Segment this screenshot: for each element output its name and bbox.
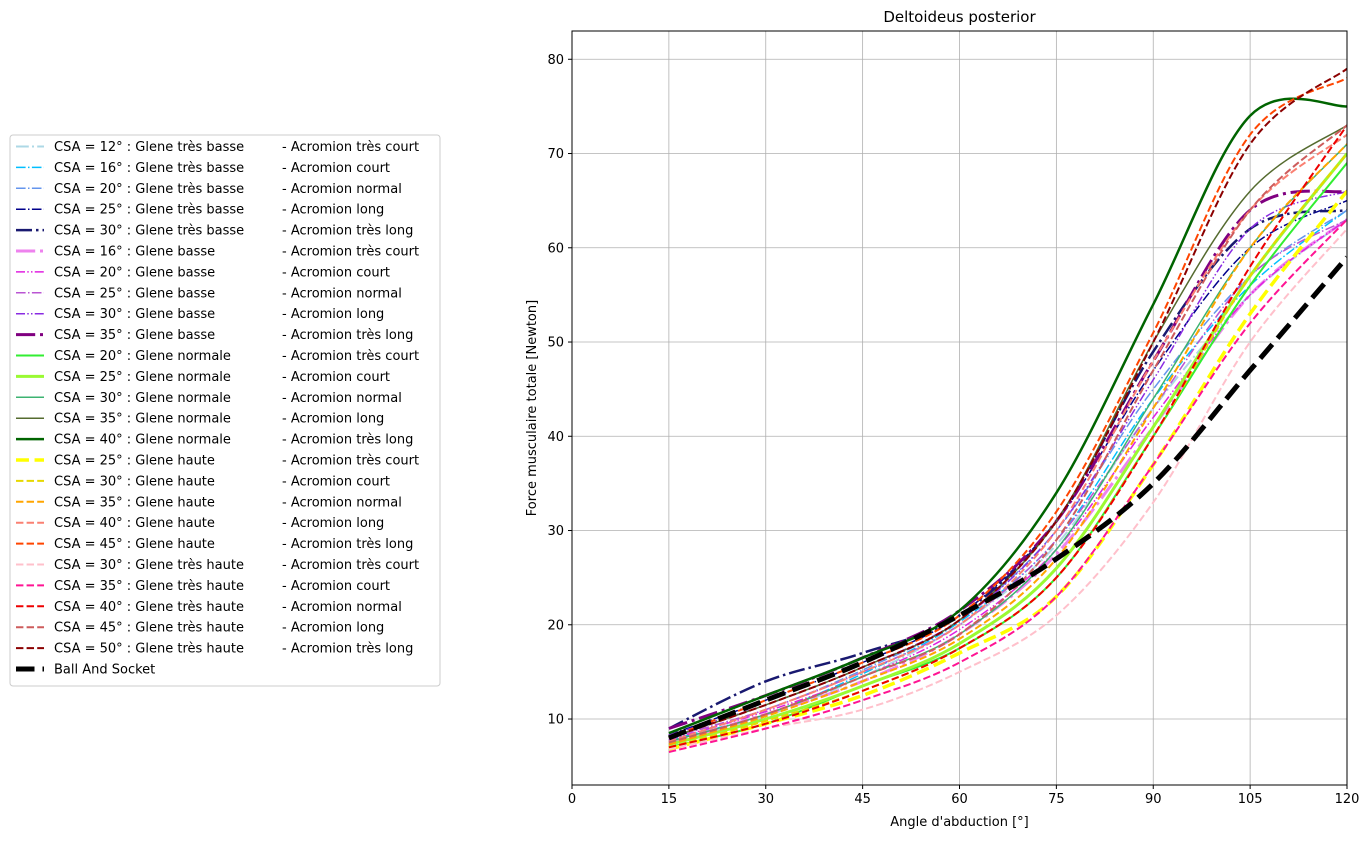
legend-label-acromion: - Acromion long — [282, 203, 384, 218]
legend-label-acromion: - Acromion très court — [282, 454, 419, 469]
legend-label-acromion: - Acromion normal — [282, 391, 402, 406]
y-axis: 10 20 30 40 50 60 70 80 — [547, 53, 572, 728]
legend-label: CSA = 35° : Glene haute — [54, 495, 215, 510]
legend-label: CSA = 45° : Glene haute — [54, 537, 215, 552]
series-line-20 — [668, 77, 1347, 739]
legend-label: CSA = 40° : Glene normale — [54, 433, 231, 448]
legend-label-acromion: - Acromion long — [282, 307, 384, 322]
legend-label: CSA = 12° : Glene très basse — [54, 140, 244, 155]
legend-label-acromion: - Acromion long — [282, 412, 384, 427]
y-tick-label: 30 — [547, 524, 564, 539]
series-line-9 — [668, 190, 1347, 736]
legend-label-acromion: - Acromion très long — [282, 537, 413, 552]
y-tick-label: 20 — [547, 618, 564, 633]
legend-label-acromion: - Acromion long — [282, 516, 384, 531]
legend-label-acromion: - Acromion très court — [282, 245, 419, 260]
y-axis-label: Force musculaire totale [Newton] — [525, 300, 540, 516]
x-axis: 0 15 30 45 60 75 90 105 120 — [568, 785, 1360, 807]
legend-label-acromion: - Acromion très long — [282, 224, 413, 239]
legend-label: CSA = 25° : Glene normale — [54, 370, 231, 385]
series-line-2 — [668, 209, 1347, 741]
x-tick-label: 105 — [1238, 792, 1263, 807]
legend-label: CSA = 40° : Glene très haute — [54, 600, 244, 615]
y-tick-label: 40 — [547, 430, 564, 445]
x-tick-label: 60 — [951, 792, 968, 807]
legend-label-acromion: - Acromion normal — [282, 495, 402, 510]
legend-label-acromion: - Acromion très court — [282, 558, 419, 573]
x-axis-label: Angle d'abduction [°] — [890, 815, 1029, 830]
x-tick-label: 15 — [661, 792, 678, 807]
legend-label-acromion: - Acromion très long — [282, 433, 413, 448]
legend-label: CSA = 25° : Glene basse — [54, 286, 215, 301]
y-tick-label: 10 — [547, 713, 564, 728]
series-group — [667, 67, 1347, 753]
x-tick-label: 30 — [757, 792, 774, 807]
x-tick-label: 120 — [1335, 792, 1360, 807]
legend-label-acromion: - Acromion court — [282, 265, 390, 280]
legend-label: CSA = 35° : Glene basse — [54, 328, 215, 343]
legend: CSA = 12° : Glene très basse - Acromion t… — [9, 134, 441, 687]
legend-label: CSA = 30° : Glene très haute — [54, 558, 244, 573]
plot-area — [667, 67, 1347, 753]
legend-label: CSA = 30° : Glene basse — [54, 307, 215, 322]
series-line-25 — [668, 67, 1347, 739]
legend-label: CSA = 25° : Glene haute — [54, 454, 215, 469]
series-line-7 — [668, 218, 1347, 741]
x-tick-label: 90 — [1145, 792, 1162, 807]
legend-label-acromion: - Acromion très long — [282, 642, 413, 657]
series-line-15 — [668, 97, 1347, 735]
legend-label: CSA = 30° : Glene très basse — [54, 224, 244, 239]
legend-label: CSA = 20° : Glene normale — [54, 349, 231, 364]
legend-label: CSA = 40° : Glene haute — [54, 516, 215, 531]
legend-label-acromion: - Acromion très long — [282, 328, 413, 343]
legend-label-acromion: - Acromion normal — [282, 600, 402, 615]
legend-label: Ball And Socket — [54, 663, 155, 678]
legend-label: CSA = 16° : Glene très basse — [54, 161, 244, 176]
series-line-22 — [668, 218, 1347, 753]
y-tick-label: 60 — [547, 241, 564, 256]
legend-label: CSA = 50° : Glene très haute — [54, 642, 244, 657]
chart-title: Deltoideus posterior — [883, 8, 1036, 26]
legend-label-acromion: - Acromion normal — [282, 182, 402, 197]
x-tick-label: 75 — [1048, 792, 1065, 807]
x-tick-label: 0 — [568, 792, 576, 807]
legend-label-acromion: - Acromion très court — [282, 140, 419, 155]
legend-box — [9, 134, 441, 687]
series-line-10 — [668, 189, 1347, 730]
series-line-18 — [668, 143, 1347, 746]
y-tick-label: 50 — [547, 336, 564, 351]
series-line-21 — [668, 228, 1347, 751]
legend-label: CSA = 35° : Glene très haute — [54, 579, 244, 594]
legend-label: CSA = 25° : Glene très basse — [54, 203, 244, 218]
legend-label-acromion: - Acromion court — [282, 474, 390, 489]
y-tick-label: 80 — [547, 53, 564, 68]
legend-label-acromion: - Acromion très court — [282, 349, 419, 364]
series-line-23 — [668, 124, 1347, 749]
series-line-3 — [668, 209, 1347, 739]
series-line-26 — [667, 255, 1347, 741]
legend-label: CSA = 30° : Glene haute — [54, 474, 215, 489]
legend-label-acromion: - Acromion court — [282, 579, 390, 594]
legend-label-acromion: - Acromion normal — [282, 286, 402, 301]
legend-label: CSA = 20° : Glene très basse — [54, 182, 244, 197]
legend-label: CSA = 20° : Glene basse — [54, 265, 215, 280]
x-tick-label: 45 — [854, 792, 871, 807]
legend-label: CSA = 30° : Glene normale — [54, 391, 231, 406]
series-line-24 — [668, 124, 1347, 744]
y-tick-label: 70 — [547, 147, 564, 162]
legend-label: CSA = 45° : Glene très haute — [54, 621, 244, 636]
legend-label-acromion: - Acromion court — [282, 161, 390, 176]
legend-label-acromion: - Acromion court — [282, 370, 390, 385]
legend-label-acromion: - Acromion long — [282, 621, 384, 636]
legend-label: CSA = 16° : Glene basse — [54, 245, 215, 260]
legend-label: CSA = 35° : Glene normale — [54, 412, 231, 427]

::::::::

■ **Goal**:
Rewrite all the records with every "Glene" changed to "Glène" and everything else left as it is. Leave the pictures out of your answer.

■ **The result**:
Segment this screenshot: for each element output its name and bbox.
legend-label-acromion: - Acromion long — [282, 203, 384, 218]
legend-label-acromion: - Acromion très court — [282, 454, 419, 469]
legend-label-acromion: - Acromion normal — [282, 391, 402, 406]
y-axis: 10 20 30 40 50 60 70 80 — [547, 53, 572, 728]
legend-label: CSA = 35° : Glène haute — [54, 495, 215, 510]
legend-label: CSA = 45° : Glène haute — [54, 537, 215, 552]
series-line-20 — [668, 77, 1347, 739]
legend-label: CSA = 40° : Glène normale — [54, 433, 231, 448]
legend-label-acromion: - Acromion long — [282, 307, 384, 322]
legend-label: CSA = 12° : Glène très basse — [54, 140, 244, 155]
legend-label-acromion: - Acromion long — [282, 412, 384, 427]
y-tick-label: 30 — [547, 524, 564, 539]
series-line-9 — [668, 190, 1347, 736]
legend-label-acromion: - Acromion très long — [282, 537, 413, 552]
y-tick-label: 20 — [547, 618, 564, 633]
legend-label-acromion: - Acromion long — [282, 516, 384, 531]
legend-label-acromion: - Acromion très court — [282, 245, 419, 260]
y-axis-label: Force musculaire totale [Newton] — [525, 300, 540, 516]
x-axis: 0 15 30 45 60 75 90 105 120 — [568, 785, 1360, 807]
legend-label-acromion: - Acromion très long — [282, 224, 413, 239]
legend-label: CSA = 25° : Glène normale — [54, 370, 231, 385]
series-line-2 — [668, 209, 1347, 741]
x-tick-label: 105 — [1238, 792, 1263, 807]
legend-label: CSA = 40° : Glène très haute — [54, 600, 244, 615]
y-tick-label: 40 — [547, 430, 564, 445]
x-tick-label: 60 — [951, 792, 968, 807]
legend-label-acromion: - Acromion normal — [282, 495, 402, 510]
legend-label-acromion: - Acromion très court — [282, 558, 419, 573]
x-axis-label: Angle d'abduction [°] — [890, 815, 1029, 830]
x-tick-label: 15 — [661, 792, 678, 807]
legend-label-acromion: - Acromion très long — [282, 433, 413, 448]
legend-label: CSA = 25° : Glène basse — [54, 286, 215, 301]
y-tick-label: 10 — [547, 713, 564, 728]
series-group — [667, 67, 1347, 753]
x-tick-label: 30 — [757, 792, 774, 807]
x-tick-label: 120 — [1335, 792, 1360, 807]
legend-label-acromion: - Acromion court — [282, 265, 390, 280]
legend-label: CSA = 35° : Glène basse — [54, 328, 215, 343]
legend: CSA = 12° : Glène très basse - Acromion t… — [9, 134, 441, 687]
legend-label: CSA = 30° : Glène très haute — [54, 558, 244, 573]
plot-area — [667, 67, 1347, 753]
legend-label: CSA = 30° : Glène basse — [54, 307, 215, 322]
series-line-25 — [668, 67, 1347, 739]
legend-label: CSA = 25° : Glène haute — [54, 454, 215, 469]
series-line-7 — [668, 218, 1347, 741]
x-tick-label: 90 — [1145, 792, 1162, 807]
legend-label-acromion: - Acromion très long — [282, 642, 413, 657]
series-line-15 — [668, 97, 1347, 735]
legend-label: CSA = 30° : Glène très basse — [54, 224, 244, 239]
legend-label: CSA = 20° : Glène normale — [54, 349, 231, 364]
legend-label: CSA = 40° : Glène haute — [54, 516, 215, 531]
legend-label-acromion: - Acromion très long — [282, 328, 413, 343]
legend-label-acromion: - Acromion normal — [282, 600, 402, 615]
legend-label: Ball And Socket — [54, 663, 155, 678]
legend-label: CSA = 16° : Glène très basse — [54, 161, 244, 176]
series-line-22 — [668, 218, 1347, 753]
y-tick-label: 60 — [547, 241, 564, 256]
legend-label: CSA = 50° : Glène très haute — [54, 642, 244, 657]
chart-title: Deltoideus posterior — [883, 8, 1036, 26]
legend-label-acromion: - Acromion normal — [282, 182, 402, 197]
x-tick-label: 75 — [1048, 792, 1065, 807]
x-tick-label: 0 — [568, 792, 576, 807]
legend-label-acromion: - Acromion très court — [282, 140, 419, 155]
legend-box — [9, 134, 441, 687]
series-line-10 — [668, 189, 1347, 730]
series-line-18 — [668, 143, 1347, 746]
y-tick-label: 50 — [547, 336, 564, 351]
series-line-21 — [668, 228, 1347, 751]
legend-label: CSA = 35° : Glène très haute — [54, 579, 244, 594]
legend-label: CSA = 25° : Glène très basse — [54, 203, 244, 218]
legend-label-acromion: - Acromion court — [282, 474, 390, 489]
y-tick-label: 80 — [547, 53, 564, 68]
legend-label-acromion: - Acromion très court — [282, 349, 419, 364]
series-line-23 — [668, 124, 1347, 749]
series-line-3 — [668, 209, 1347, 739]
series-line-26 — [667, 255, 1347, 741]
legend-label: CSA = 30° : Glène haute — [54, 474, 215, 489]
legend-label-acromion: - Acromion court — [282, 579, 390, 594]
legend-label-acromion: - Acromion normal — [282, 286, 402, 301]
legend-label: CSA = 20° : Glène très basse — [54, 182, 244, 197]
legend-label: CSA = 20° : Glène basse — [54, 265, 215, 280]
x-tick-label: 45 — [854, 792, 871, 807]
legend-label: CSA = 30° : Glène normale — [54, 391, 231, 406]
series-line-24 — [668, 124, 1347, 744]
y-tick-label: 70 — [547, 147, 564, 162]
legend-label: CSA = 45° : Glène très haute — [54, 621, 244, 636]
legend-label-acromion: - Acromion court — [282, 161, 390, 176]
legend-label-acromion: - Acromion court — [282, 370, 390, 385]
legend-label-acromion: - Acromion long — [282, 621, 384, 636]
legend-label: CSA = 16° : Glène basse — [54, 245, 215, 260]
legend-label: CSA = 35° : Glène normale — [54, 412, 231, 427]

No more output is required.